**Показанный текст:**
________________________
Товарисчи! Никому ничего на айхерб не надо? 
у них и так доставка 4 доллара международная, а сейчас до конца месяца бесплатная. 
я, конечно, могу и на 40 долларов набрать, но могу и разделить напополам с кем-то. есть желающие?

----------


## Еленк@

Можно как-то на русский перевести?

----------


## Noireverte

Машинный перевод сайта:

http://translate.google.ru/translate...www.iherb.com/

Думаю, других вариантов нет.

----------


## Еленк@

Спасибо
Вот это http://translate.googleusercontent.c...KOXxfWtmPWeH2w
Вот это http://translate.googleusercontent.c...dDIN7PW8NgeviQ
это http://translate.googleusercontent.c...xrMHJSHeqWU6Nw

----------


## Еленк@

мыло http://translate.google.com/translat...late.google.ru

----------


## Polixenia

Я, кажется, нашла рюкзачок своей мечты :Smile:  Потрясающая расцветка, очень продуманная конструкция, "растет" вместе с малышом, в инете о нем самые позитивные отзывы. Единственный его минус - это его цена. Стоит 130 евро. Шьется в Эстонии, вместе с пересылкой его покупка обойдется в сумму около 5500 рэ и даже выше. Но! При покупке нескольких рюкзачков производитель обещает приличные, до 20-ти процентов скидки. Поэтому на всякий случай хотела узнать у калужских слингомамочек: может, кому-то тоже приглянется рюкзачок "Бьянка" Можно было бы скооперироваться и сделать заказ. Вот ссылка на их сайт:

http://www.sling.ee/

А вот здесь их новая полосатая коллекция, от которой я в полном восторге:

http://www.sling.ee/index.php?option...d=49&Itemid=31

----------


## Ёжик

Я бы непрочь, но только не сейчас. Надо выждать время, а то муж меня со всеми моими тратами в нынешнее время убьет, если еще и рюкзак попрошу)))) Так что это если время терпит, то я, возможно, присоединюсь.
________________________
**Набор строк:**
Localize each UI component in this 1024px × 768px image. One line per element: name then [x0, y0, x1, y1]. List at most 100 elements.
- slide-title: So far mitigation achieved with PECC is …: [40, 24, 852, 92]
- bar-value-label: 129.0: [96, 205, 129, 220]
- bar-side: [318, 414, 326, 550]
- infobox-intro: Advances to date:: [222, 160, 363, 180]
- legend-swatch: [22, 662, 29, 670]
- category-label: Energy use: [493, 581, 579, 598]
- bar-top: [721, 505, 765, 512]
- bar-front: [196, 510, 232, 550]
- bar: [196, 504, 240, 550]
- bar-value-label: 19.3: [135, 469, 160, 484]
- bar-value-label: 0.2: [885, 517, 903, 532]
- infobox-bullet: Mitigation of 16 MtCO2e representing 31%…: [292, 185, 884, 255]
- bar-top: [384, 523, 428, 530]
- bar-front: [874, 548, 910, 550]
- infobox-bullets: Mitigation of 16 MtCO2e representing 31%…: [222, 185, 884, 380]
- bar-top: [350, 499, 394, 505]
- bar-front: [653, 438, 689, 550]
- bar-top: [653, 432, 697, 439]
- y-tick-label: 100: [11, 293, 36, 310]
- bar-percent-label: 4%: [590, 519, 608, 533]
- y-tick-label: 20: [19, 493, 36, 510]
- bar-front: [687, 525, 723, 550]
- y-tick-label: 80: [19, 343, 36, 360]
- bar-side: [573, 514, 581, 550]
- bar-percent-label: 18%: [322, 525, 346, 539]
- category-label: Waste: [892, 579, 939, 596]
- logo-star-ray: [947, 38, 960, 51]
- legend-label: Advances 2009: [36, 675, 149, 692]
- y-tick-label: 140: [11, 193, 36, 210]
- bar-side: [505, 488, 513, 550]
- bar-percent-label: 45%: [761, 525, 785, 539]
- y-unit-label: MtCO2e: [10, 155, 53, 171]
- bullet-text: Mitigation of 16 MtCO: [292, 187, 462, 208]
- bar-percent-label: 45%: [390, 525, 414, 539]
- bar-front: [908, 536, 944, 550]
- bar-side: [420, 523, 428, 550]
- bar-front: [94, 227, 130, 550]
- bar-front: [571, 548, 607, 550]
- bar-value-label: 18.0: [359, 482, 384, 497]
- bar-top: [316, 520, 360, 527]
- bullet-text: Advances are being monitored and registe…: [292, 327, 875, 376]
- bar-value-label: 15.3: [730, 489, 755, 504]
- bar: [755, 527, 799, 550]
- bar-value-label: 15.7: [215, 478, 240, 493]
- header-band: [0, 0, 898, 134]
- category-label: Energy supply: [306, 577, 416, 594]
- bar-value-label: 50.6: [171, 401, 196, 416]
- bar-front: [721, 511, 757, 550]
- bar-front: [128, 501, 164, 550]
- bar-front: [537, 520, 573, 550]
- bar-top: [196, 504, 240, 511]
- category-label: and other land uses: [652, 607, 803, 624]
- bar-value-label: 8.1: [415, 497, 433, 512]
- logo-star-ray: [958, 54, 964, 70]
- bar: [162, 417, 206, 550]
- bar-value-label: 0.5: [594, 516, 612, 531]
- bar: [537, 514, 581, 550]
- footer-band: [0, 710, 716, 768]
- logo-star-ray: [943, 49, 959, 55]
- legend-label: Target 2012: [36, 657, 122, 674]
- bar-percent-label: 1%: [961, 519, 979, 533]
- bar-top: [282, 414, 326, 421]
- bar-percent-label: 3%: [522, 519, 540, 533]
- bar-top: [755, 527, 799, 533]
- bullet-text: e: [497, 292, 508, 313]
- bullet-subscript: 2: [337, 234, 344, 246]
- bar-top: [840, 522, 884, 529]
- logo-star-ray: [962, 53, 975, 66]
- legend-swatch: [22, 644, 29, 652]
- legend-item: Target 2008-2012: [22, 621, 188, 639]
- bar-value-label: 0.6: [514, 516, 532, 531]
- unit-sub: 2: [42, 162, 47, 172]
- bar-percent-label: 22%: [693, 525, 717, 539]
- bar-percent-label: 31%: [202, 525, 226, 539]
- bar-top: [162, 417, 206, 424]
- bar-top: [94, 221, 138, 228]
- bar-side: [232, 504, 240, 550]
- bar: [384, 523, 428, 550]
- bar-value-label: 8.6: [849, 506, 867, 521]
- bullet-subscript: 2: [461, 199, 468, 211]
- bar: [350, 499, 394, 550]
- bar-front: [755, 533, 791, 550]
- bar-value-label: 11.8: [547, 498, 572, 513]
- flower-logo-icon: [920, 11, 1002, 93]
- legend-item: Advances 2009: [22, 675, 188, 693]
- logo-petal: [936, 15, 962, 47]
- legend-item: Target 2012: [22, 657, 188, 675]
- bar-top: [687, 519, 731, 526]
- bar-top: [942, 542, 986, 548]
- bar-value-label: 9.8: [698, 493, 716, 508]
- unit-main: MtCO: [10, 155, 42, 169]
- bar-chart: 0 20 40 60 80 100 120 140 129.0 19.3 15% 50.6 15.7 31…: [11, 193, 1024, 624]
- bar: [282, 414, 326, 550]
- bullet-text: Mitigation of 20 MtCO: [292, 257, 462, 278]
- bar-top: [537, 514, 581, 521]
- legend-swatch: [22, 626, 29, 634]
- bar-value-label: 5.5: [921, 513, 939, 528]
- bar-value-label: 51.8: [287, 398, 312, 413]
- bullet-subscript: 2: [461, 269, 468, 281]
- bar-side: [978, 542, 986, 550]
________________________
**Задачи:**
[a] Сколько, согласно тексту, стоит рюкзак «Бьянка»?
[b] Извлеките из текста фрагмент, который открывается словами, содержащими «у них и так», и закрывается словами «на русский перевести?».
Строки для этой работы не понадобятся.

**Список решений:**
[a] 130 евро.

[b]
у них и так доставка 4 доллара международная, а сейчас до конца месяца бесплатная. 
я, конечно, могу и на 40 долларов набрать, но могу и разделить напополам с кем-то. есть желающие?

----------


## Еленк@

Можно как-то на русский перевести?